Please report every line from the material that contains the word "this".

## Records to process:
····················
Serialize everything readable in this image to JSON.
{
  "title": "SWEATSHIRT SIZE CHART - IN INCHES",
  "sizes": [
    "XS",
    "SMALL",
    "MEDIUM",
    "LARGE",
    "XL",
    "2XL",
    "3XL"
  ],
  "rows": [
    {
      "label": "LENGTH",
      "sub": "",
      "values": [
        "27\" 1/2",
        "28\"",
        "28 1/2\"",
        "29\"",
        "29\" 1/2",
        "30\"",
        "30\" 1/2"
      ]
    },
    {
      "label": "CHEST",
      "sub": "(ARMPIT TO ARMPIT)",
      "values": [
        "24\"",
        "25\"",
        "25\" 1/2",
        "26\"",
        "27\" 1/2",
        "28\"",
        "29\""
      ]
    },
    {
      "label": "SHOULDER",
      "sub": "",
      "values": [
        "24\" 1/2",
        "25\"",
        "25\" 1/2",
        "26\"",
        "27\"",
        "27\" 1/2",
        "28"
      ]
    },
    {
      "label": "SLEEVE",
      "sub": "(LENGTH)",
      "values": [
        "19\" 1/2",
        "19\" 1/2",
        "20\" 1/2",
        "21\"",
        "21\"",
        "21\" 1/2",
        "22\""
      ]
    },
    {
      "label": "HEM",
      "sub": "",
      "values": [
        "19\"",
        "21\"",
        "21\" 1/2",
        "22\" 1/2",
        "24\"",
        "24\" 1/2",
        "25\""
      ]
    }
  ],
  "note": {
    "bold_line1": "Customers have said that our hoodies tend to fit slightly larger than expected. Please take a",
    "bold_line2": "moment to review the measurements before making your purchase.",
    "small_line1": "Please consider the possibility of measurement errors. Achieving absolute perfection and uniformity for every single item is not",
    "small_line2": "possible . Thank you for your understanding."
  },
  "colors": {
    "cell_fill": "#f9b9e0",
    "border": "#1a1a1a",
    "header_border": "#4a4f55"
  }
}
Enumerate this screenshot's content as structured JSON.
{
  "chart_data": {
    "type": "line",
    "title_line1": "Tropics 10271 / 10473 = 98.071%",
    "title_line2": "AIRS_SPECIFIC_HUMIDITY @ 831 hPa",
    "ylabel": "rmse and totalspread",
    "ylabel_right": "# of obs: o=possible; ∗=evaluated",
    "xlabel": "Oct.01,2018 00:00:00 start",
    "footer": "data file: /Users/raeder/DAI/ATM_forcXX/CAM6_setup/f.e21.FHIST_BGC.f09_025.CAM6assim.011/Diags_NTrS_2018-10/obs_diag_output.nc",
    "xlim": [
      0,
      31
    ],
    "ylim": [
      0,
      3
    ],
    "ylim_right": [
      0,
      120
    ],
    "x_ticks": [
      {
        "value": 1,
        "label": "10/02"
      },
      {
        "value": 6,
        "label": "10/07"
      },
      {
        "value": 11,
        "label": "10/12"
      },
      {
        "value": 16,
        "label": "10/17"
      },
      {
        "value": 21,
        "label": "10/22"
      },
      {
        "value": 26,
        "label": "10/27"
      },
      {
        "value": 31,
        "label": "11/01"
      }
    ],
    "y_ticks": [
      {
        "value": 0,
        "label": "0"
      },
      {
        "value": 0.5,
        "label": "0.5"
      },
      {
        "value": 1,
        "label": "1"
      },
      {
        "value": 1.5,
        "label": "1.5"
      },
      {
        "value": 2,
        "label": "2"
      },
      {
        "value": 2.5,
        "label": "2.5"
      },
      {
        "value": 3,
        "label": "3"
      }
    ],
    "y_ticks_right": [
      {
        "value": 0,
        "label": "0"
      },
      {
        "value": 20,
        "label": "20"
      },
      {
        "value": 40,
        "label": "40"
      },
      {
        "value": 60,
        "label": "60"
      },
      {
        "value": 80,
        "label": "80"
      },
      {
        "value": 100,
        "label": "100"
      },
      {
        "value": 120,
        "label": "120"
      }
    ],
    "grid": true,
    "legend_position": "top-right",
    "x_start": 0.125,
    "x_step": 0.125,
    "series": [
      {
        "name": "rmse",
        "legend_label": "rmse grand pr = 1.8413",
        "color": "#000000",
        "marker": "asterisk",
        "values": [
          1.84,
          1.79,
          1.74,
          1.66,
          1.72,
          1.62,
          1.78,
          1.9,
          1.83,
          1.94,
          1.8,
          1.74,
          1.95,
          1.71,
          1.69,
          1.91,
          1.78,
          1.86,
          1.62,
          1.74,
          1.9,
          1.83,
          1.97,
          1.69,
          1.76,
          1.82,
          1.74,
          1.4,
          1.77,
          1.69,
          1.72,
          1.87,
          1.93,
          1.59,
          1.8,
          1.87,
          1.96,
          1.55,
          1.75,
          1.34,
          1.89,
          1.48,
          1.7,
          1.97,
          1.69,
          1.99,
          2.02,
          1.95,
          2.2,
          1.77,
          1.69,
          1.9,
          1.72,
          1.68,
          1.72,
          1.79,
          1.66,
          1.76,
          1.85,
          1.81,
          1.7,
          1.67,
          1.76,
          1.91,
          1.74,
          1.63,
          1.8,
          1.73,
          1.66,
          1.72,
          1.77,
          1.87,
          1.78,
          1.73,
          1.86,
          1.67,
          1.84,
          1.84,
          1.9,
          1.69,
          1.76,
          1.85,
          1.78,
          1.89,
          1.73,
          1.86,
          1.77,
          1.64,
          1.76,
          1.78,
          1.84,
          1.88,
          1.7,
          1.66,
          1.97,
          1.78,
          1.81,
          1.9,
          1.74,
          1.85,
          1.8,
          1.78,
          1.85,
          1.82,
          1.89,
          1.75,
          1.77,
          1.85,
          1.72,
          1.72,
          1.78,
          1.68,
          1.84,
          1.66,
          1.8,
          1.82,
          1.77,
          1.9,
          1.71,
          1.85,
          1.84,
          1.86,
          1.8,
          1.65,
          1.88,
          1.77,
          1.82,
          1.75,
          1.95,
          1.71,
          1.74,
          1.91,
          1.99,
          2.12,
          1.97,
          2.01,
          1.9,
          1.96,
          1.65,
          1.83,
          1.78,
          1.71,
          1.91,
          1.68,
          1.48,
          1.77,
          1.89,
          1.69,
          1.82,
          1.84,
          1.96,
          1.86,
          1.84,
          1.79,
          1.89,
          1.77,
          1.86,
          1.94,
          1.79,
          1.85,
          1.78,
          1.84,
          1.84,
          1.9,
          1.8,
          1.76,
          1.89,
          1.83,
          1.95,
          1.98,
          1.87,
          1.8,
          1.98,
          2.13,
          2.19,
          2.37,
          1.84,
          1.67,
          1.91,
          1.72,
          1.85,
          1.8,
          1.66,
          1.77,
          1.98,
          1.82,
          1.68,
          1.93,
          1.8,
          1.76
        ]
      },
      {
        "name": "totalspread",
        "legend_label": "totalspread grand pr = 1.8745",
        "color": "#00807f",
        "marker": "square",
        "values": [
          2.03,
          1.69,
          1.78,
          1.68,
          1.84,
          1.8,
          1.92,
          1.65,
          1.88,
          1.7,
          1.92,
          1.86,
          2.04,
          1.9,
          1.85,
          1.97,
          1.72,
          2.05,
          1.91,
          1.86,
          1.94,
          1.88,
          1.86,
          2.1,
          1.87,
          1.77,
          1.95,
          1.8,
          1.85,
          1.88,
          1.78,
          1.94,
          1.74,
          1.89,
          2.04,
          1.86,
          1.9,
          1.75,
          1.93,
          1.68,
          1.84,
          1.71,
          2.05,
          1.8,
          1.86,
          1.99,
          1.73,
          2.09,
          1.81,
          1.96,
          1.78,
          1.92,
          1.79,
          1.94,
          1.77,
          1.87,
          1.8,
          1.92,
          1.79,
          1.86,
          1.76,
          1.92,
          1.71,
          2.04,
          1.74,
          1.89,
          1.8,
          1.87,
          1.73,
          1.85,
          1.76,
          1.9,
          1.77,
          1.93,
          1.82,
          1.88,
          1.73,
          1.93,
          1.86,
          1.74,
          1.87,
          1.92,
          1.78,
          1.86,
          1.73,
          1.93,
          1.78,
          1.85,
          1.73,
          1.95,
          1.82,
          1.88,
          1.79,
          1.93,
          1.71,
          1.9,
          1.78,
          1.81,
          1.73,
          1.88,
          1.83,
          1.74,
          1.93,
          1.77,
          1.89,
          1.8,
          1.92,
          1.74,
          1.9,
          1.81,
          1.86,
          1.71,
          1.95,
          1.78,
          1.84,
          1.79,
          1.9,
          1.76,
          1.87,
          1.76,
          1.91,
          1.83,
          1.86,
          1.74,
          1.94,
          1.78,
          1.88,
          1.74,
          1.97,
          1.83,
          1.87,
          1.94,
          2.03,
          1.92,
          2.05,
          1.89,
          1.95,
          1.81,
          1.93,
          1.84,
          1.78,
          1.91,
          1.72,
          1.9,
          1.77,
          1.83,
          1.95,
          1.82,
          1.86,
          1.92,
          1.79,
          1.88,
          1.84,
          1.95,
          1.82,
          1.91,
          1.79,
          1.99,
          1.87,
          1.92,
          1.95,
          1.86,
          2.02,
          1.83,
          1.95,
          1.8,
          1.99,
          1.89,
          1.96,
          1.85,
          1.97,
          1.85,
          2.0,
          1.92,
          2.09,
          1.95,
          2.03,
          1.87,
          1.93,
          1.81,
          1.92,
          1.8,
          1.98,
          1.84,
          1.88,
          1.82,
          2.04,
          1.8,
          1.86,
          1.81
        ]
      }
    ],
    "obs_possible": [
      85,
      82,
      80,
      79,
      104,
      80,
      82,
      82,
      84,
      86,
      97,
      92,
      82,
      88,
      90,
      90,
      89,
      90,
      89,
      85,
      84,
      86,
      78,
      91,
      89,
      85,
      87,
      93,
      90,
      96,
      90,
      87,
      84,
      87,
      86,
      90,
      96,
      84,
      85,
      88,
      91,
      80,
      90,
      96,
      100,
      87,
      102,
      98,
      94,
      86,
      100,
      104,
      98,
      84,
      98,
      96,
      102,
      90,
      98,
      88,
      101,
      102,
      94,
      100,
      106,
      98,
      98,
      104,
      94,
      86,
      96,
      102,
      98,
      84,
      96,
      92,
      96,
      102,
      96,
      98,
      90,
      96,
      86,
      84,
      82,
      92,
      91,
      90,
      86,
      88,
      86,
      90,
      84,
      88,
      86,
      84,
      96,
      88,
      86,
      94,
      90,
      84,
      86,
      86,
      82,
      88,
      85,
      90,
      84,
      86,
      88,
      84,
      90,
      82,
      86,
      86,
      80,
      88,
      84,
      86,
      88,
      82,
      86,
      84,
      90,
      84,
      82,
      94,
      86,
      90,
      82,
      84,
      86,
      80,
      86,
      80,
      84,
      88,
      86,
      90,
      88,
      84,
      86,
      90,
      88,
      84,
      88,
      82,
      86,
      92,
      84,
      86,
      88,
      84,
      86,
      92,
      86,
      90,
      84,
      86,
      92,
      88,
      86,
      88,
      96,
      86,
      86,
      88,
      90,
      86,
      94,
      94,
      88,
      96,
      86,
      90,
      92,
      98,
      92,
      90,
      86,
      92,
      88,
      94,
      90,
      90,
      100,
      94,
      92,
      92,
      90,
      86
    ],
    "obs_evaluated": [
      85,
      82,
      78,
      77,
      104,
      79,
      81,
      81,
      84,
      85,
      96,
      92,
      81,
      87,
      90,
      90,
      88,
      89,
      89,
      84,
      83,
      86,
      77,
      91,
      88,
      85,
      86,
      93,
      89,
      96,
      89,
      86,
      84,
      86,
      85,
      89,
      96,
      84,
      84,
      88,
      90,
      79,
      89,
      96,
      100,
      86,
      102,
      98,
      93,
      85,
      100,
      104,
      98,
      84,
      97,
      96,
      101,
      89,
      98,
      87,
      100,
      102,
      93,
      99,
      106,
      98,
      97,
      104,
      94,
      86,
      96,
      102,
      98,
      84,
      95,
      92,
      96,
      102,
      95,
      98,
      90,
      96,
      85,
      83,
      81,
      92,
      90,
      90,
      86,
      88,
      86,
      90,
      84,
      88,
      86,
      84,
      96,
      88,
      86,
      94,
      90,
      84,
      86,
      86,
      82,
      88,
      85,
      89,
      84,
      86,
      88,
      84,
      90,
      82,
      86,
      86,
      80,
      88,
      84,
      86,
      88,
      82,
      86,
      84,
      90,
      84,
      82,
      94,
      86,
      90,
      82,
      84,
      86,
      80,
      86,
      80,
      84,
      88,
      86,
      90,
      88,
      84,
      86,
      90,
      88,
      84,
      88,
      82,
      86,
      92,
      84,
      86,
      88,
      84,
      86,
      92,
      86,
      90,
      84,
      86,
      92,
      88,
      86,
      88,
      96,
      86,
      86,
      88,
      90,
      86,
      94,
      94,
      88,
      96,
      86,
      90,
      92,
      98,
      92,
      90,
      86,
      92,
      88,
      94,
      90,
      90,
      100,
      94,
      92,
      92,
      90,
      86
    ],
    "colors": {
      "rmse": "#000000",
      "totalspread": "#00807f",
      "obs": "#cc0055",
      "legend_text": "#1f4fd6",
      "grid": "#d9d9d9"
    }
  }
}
····················
## Finished answer:
Serialize everything readable in this image to JSON.
Enumerate this screenshot's content as structured JSON.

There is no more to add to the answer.